Lines of data

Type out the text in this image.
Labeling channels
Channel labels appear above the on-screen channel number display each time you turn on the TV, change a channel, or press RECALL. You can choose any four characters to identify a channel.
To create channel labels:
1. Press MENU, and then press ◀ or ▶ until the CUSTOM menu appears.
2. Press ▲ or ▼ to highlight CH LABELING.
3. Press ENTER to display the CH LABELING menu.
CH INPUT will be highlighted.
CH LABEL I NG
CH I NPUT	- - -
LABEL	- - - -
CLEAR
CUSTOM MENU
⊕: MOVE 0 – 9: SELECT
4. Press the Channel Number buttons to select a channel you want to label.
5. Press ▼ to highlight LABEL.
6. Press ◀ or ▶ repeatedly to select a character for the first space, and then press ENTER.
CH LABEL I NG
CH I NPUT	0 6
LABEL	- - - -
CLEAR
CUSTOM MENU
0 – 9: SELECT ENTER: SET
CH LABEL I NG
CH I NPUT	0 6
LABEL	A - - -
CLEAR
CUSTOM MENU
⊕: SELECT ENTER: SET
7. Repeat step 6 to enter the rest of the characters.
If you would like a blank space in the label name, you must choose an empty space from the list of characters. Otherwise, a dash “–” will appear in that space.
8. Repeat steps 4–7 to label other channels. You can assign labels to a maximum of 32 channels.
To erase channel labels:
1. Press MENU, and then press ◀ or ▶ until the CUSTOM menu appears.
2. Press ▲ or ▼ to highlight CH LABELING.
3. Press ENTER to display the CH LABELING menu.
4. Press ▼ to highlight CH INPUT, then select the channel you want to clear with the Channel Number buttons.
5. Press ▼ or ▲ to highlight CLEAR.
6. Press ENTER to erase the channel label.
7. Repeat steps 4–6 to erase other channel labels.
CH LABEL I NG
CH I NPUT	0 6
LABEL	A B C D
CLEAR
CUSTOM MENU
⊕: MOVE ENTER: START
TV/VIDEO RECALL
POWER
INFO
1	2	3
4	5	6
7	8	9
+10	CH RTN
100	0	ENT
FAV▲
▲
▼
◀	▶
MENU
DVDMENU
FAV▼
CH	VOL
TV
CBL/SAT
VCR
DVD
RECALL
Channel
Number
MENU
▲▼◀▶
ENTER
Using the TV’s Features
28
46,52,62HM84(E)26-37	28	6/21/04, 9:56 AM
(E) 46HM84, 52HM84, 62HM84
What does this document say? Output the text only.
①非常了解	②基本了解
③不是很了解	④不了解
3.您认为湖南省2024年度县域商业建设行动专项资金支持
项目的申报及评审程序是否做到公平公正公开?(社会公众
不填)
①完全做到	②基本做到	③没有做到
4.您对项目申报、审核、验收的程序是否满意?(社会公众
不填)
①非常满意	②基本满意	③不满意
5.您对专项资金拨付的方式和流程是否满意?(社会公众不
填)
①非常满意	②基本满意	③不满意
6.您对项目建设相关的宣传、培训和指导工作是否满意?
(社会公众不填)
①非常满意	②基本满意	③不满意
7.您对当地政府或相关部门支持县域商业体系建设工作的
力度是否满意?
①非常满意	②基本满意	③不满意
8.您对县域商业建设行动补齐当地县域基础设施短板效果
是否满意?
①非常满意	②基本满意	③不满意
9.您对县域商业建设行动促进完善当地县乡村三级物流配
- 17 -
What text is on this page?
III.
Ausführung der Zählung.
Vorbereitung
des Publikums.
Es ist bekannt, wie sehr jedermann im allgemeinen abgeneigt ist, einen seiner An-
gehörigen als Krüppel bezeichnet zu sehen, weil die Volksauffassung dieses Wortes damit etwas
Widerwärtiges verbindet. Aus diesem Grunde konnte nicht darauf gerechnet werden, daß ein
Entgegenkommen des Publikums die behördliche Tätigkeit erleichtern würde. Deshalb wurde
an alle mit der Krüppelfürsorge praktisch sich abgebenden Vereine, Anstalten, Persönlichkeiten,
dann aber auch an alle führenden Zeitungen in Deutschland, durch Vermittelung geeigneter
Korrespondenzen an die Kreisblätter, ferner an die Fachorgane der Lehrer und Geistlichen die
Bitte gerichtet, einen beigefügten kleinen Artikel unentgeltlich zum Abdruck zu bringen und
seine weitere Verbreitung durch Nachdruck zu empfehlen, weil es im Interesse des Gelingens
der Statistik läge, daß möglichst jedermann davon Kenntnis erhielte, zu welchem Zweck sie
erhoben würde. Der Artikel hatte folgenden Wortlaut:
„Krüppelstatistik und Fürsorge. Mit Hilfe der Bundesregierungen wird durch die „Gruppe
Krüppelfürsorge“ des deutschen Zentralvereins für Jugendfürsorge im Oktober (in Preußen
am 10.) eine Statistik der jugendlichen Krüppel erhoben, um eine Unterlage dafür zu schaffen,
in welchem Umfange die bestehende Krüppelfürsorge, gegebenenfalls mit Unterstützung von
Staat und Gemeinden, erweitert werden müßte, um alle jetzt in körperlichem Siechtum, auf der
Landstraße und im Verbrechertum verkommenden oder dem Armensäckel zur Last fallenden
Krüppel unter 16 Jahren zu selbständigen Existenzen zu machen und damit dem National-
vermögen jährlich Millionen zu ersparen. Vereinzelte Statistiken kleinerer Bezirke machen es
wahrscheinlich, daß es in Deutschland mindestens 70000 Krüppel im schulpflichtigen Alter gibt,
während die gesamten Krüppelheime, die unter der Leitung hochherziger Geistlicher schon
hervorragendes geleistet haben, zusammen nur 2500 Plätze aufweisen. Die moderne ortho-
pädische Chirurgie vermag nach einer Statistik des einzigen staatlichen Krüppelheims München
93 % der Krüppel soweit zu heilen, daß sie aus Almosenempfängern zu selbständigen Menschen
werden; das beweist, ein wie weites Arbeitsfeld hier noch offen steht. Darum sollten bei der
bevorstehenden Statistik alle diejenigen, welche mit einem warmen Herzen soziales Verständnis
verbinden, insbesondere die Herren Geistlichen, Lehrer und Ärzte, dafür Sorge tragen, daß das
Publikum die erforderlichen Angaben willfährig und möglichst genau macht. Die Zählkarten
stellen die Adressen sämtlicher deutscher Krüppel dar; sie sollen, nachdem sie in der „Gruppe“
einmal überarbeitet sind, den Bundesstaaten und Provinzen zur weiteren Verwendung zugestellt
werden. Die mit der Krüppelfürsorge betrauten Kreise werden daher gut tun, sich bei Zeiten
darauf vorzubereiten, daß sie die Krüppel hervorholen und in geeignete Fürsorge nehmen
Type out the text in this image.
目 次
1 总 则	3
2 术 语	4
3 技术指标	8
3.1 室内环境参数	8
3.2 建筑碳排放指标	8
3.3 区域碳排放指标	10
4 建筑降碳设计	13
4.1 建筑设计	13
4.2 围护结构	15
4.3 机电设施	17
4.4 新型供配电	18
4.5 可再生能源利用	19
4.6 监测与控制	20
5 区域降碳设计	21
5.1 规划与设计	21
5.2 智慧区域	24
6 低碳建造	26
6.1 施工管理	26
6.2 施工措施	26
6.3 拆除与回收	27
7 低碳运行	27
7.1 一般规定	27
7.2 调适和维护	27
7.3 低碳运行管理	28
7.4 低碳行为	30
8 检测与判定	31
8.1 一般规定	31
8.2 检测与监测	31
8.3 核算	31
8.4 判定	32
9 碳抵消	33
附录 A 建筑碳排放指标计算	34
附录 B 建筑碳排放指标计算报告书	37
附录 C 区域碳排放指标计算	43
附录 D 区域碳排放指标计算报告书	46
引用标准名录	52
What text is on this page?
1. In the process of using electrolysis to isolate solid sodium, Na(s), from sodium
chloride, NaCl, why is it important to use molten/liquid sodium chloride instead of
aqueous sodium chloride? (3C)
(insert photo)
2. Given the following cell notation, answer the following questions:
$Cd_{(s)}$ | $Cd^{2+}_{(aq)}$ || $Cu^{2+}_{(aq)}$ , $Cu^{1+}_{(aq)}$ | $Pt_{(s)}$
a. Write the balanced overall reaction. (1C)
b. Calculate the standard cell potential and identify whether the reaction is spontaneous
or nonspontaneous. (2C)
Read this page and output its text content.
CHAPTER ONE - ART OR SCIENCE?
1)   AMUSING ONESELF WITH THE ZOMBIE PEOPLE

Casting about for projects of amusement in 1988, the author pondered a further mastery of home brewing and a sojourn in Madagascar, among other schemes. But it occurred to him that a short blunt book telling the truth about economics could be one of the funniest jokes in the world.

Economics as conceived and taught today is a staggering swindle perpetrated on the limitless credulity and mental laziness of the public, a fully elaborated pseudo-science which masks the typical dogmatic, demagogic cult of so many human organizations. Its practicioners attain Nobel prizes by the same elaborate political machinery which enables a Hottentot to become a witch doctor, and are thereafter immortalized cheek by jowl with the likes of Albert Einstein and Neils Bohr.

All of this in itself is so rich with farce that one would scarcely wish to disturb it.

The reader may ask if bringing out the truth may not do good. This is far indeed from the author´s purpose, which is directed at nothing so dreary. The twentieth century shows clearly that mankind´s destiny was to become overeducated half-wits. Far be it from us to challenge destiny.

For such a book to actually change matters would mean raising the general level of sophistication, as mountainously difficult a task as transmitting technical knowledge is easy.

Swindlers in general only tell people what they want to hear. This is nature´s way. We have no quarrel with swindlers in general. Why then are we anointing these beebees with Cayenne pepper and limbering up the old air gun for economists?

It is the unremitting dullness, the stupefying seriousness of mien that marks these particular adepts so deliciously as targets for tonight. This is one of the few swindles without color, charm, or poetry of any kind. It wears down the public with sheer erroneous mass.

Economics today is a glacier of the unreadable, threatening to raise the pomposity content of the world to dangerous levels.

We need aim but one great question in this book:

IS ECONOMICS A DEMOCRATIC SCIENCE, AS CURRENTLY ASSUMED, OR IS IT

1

**Work to be completed:** Copy out the lines in which the string "welchem" appears.

**Exercise solution:**
der Statistik läge, daß möglichst jedermann davon Kenntnis erhielte, zu welchem Zweck sie
in welchem Umfange die bestehende Krüppelfürsorge, gegebenenfalls mit Unterstützung von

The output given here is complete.